::: MATERIAL TO PROCESS :::
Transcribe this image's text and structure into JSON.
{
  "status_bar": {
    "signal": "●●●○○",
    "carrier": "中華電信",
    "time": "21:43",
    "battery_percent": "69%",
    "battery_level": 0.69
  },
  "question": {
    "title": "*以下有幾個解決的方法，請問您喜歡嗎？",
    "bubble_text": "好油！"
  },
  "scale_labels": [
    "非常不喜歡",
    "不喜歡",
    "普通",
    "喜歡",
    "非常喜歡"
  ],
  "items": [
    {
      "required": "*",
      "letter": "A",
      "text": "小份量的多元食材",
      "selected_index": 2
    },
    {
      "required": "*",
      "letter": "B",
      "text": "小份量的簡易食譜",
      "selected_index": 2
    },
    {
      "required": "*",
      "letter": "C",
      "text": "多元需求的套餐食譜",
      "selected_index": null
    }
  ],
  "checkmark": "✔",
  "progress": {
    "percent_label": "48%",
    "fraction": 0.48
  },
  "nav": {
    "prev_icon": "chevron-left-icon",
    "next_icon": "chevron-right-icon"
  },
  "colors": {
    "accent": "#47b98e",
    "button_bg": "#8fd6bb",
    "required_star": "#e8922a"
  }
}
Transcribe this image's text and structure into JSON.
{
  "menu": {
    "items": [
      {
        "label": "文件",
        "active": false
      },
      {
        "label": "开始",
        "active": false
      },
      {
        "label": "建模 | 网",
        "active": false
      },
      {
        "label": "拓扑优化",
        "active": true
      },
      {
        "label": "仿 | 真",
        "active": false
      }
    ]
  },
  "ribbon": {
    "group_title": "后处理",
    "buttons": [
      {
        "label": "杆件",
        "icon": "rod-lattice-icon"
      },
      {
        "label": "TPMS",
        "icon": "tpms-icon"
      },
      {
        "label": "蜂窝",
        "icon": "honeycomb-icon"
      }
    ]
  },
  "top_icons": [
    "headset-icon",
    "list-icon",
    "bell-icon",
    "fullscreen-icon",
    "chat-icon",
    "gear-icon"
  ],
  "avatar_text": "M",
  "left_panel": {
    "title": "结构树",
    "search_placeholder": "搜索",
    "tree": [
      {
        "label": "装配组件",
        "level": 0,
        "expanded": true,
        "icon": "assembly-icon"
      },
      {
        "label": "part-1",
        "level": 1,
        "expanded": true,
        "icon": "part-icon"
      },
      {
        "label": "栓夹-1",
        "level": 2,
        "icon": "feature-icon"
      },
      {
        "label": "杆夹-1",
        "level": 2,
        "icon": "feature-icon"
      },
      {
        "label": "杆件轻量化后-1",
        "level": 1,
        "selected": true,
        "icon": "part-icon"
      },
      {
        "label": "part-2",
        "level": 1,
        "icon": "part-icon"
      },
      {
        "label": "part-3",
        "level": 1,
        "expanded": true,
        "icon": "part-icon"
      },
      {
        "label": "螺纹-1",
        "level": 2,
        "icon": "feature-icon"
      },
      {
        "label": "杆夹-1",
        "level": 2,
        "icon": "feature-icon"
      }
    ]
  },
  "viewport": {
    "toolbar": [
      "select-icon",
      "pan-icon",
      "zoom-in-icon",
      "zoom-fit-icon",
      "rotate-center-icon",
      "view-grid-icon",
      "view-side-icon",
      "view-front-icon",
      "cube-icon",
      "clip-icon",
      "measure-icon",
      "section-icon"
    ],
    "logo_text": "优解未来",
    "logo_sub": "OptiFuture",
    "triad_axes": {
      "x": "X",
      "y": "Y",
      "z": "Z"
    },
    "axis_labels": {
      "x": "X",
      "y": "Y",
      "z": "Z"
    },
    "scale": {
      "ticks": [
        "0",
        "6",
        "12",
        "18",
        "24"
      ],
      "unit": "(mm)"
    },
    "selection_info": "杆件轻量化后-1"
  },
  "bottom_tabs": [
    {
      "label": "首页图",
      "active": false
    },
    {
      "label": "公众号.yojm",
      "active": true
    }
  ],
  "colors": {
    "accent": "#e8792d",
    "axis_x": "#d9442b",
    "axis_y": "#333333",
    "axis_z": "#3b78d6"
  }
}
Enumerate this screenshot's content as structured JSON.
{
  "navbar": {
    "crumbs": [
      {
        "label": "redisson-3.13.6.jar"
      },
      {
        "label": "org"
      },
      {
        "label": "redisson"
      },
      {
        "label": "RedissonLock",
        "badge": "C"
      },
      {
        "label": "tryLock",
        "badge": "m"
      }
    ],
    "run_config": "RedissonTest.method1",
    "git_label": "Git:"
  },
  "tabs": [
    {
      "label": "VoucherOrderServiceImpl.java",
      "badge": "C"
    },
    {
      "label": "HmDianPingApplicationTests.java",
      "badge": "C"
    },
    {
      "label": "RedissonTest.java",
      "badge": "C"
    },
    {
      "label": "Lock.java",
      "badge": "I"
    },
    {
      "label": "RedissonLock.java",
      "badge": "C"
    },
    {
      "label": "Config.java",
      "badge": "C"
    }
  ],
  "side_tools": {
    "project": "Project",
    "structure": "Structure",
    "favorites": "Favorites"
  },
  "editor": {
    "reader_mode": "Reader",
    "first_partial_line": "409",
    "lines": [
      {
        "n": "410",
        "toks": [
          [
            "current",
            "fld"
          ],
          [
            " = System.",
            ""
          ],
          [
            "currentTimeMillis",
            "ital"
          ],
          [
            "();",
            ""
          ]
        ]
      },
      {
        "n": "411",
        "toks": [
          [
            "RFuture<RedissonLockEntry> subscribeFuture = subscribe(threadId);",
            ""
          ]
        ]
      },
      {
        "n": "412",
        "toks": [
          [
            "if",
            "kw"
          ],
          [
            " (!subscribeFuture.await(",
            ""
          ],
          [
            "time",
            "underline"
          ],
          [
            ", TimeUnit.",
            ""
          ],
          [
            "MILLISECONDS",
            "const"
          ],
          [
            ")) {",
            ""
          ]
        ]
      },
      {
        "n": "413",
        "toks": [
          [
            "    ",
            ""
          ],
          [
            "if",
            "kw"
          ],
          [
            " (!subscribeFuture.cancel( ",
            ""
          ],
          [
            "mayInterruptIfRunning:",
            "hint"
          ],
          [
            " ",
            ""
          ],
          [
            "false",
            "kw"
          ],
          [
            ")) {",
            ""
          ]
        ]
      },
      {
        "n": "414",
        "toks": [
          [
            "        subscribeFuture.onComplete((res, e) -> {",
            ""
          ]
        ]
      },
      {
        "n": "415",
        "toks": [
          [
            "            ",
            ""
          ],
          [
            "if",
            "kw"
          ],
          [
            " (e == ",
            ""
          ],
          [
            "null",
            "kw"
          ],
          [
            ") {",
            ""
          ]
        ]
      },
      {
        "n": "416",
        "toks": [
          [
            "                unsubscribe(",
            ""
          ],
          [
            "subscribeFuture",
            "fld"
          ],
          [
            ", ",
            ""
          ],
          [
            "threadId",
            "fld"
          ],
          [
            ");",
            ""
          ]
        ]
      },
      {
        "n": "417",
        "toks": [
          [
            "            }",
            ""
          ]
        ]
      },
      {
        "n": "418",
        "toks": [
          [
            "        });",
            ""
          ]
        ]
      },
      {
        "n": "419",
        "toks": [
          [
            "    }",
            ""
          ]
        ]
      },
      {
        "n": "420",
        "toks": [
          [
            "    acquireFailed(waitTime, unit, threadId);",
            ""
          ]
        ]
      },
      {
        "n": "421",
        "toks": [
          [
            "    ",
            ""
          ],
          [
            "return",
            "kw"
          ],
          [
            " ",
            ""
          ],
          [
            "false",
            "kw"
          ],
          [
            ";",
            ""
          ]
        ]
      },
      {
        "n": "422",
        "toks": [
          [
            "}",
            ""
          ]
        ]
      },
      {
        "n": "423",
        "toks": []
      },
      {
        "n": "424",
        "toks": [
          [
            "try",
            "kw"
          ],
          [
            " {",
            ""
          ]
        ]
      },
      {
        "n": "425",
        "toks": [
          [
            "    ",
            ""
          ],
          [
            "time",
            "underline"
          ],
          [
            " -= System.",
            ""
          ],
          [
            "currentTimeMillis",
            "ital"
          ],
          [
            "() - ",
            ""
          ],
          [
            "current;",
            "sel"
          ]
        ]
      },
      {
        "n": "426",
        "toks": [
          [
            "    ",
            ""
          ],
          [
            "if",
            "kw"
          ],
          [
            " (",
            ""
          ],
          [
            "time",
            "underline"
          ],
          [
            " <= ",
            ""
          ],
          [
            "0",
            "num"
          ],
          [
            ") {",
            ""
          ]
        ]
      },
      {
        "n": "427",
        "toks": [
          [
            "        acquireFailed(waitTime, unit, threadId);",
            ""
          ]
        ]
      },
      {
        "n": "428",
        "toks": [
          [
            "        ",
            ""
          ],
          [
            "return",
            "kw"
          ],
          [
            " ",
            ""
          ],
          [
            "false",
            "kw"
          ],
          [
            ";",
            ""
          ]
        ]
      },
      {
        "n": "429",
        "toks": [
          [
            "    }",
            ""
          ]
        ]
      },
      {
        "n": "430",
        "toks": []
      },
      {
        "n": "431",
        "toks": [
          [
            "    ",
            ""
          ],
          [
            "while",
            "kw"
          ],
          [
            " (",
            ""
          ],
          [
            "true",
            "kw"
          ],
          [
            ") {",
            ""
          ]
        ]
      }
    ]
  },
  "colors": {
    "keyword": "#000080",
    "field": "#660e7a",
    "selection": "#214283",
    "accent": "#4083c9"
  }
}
:::
EXERCISE = Each line of the data that includes the word "subscribeFuture" counts once; report the total and nothing more.

FINISHED TASK = 5